##### Exercise material #####

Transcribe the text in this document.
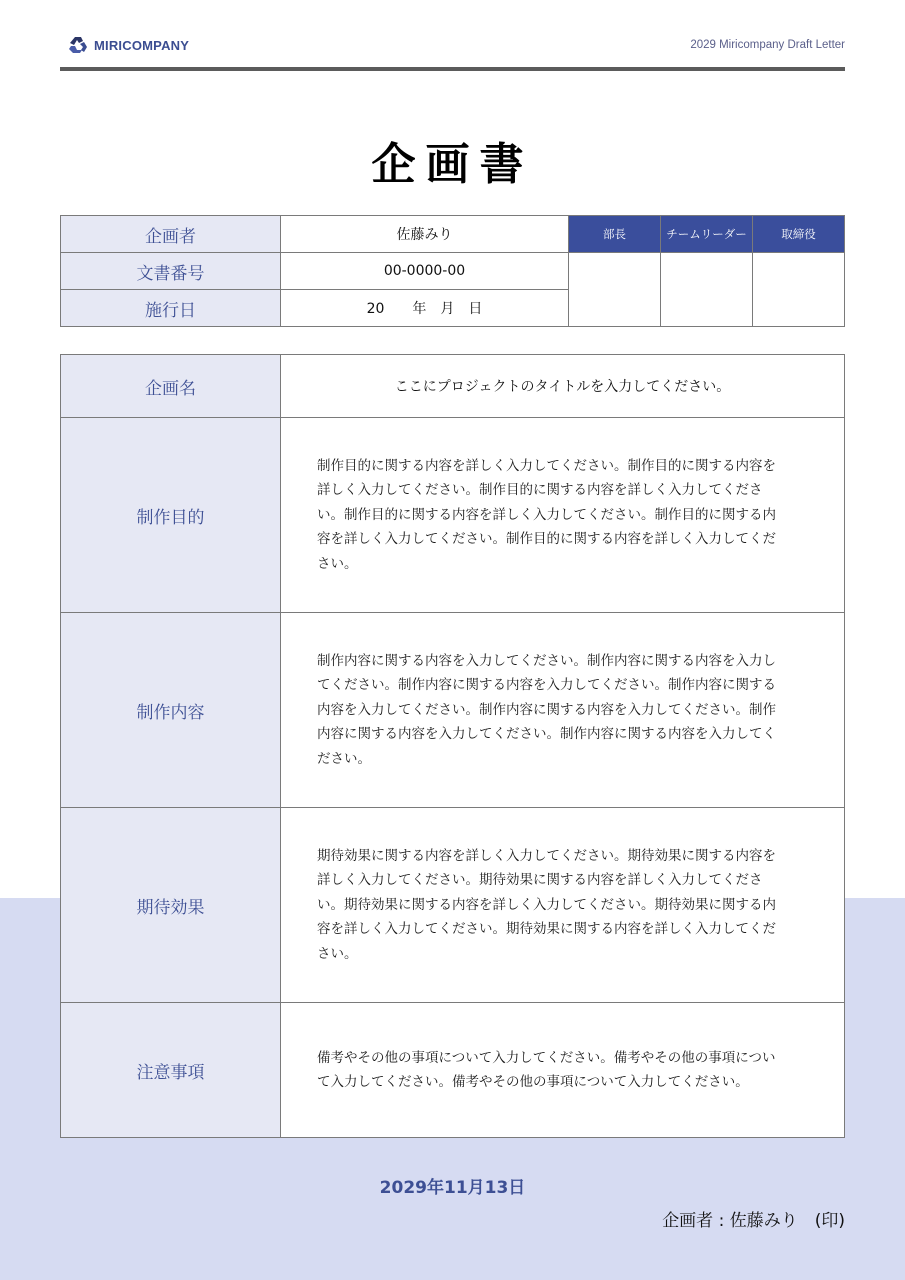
MIRICOMPANY	2029 Miricompany Draft Letter
企画書
企画者	佐藤みり	部長	チームリーダー	取締役
文書番号	00-0000-00			
施行日	20　　年　月　日			
企画名	ここにプロジェクトのタイトルを入力してください。
制作目的	制作目的に関する内容を詳しく入力してください。制作目的に関する内容を詳しく入力してください。制作目的に関する内容を詳しく入力してください。制作目的に関する内容を詳しく入力してください。制作目的に関する内容を詳しく入力してください。制作目的に関する内容を詳しく入力してください。

制作内容	制作内容に関する内容を入力してください。制作内容に関する内容を入力してください。制作内容に関する内容を入力してください。制作内容に関する内容を入力してください。制作内容に関する内容を入力してください。制作内容に関する内容を入力してください。制作内容に関する内容を入力してください。

期待効果	期待効果に関する内容を詳しく入力してください。期待効果に関する内容を詳しく入力してください。期待効果に関する内容を詳しく入力してください。期待効果に関する内容を詳しく入力してください。期待効果に関する内容を詳しく入力してください。期待効果に関する内容を詳しく入力してください。

注意事項	備考やその他の事項について入力してください。備考やその他の事項について入力してください。備考やその他の事項について入力してください。
2029年11月13日
企画者 : 佐藤みり　(印)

#####

Work to do. Will you restate every entry word for word and omit the images?

Task response.
Transcribe the text in this document.
MIRICOMPANY	2029 Miricompany Draft Letter
企画書
企画者	佐藤みり	部長	チームリーダー	取締役
文書番号	00-0000-00			
施行日	20　　年　月　日			
企画名	ここにプロジェクトのタイトルを入力してください。
制作目的	制作目的に関する内容を詳しく入力してください。制作目的に関する内容を詳しく入力してください。制作目的に関する内容を詳しく入力してください。制作目的に関する内容を詳しく入力してください。制作目的に関する内容を詳しく入力してください。制作目的に関する内容を詳しく入力してください。

制作内容	制作内容に関する内容を入力してください。制作内容に関する内容を入力してください。制作内容に関する内容を入力してください。制作内容に関する内容を入力してください。制作内容に関する内容を入力してください。制作内容に関する内容を入力してください。制作内容に関する内容を入力してください。

期待効果	期待効果に関する内容を詳しく入力してください。期待効果に関する内容を詳しく入力してください。期待効果に関する内容を詳しく入力してください。期待効果に関する内容を詳しく入力してください。期待効果に関する内容を詳しく入力してください。期待効果に関する内容を詳しく入力してください。

注意事項	備考やその他の事項について入力してください。備考やその他の事項について入力してください。備考やその他の事項について入力してください。
2029年11月13日
企画者 : 佐藤みり　(印)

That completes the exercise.